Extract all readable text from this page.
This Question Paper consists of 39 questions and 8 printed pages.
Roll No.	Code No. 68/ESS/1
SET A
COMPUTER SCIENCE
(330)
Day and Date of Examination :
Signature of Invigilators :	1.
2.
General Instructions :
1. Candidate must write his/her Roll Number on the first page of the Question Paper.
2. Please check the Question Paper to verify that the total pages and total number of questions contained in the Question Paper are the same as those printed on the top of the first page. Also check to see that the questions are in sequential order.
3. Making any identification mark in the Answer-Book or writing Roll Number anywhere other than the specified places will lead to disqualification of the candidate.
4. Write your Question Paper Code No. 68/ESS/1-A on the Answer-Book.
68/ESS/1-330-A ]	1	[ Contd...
= = =
__Work to complete__: Output the whole listing above again, word for word.

__Correct response__:
Extract all readable text from this page.
This Question Paper consists of 39 questions and 8 printed pages.
Roll No.	Code No. 68/ESS/1
SET A
COMPUTER SCIENCE
(330)
Day and Date of Examination :
Signature of Invigilators :	1.
2.
General Instructions :
1. Candidate must write his/her Roll Number on the first page of the Question Paper.
2. Please check the Question Paper to verify that the total pages and total number of questions contained in the Question Paper are the same as those printed on the top of the first page. Also check to see that the questions are in sequential order.
3. Making any identification mark in the Answer-Book or writing Roll Number anywhere other than the specified places will lead to disqualification of the candidate.
4. Write your Question Paper Code No. 68/ESS/1-A on the Answer-Book.
68/ESS/1-330-A ]	1	[ Contd...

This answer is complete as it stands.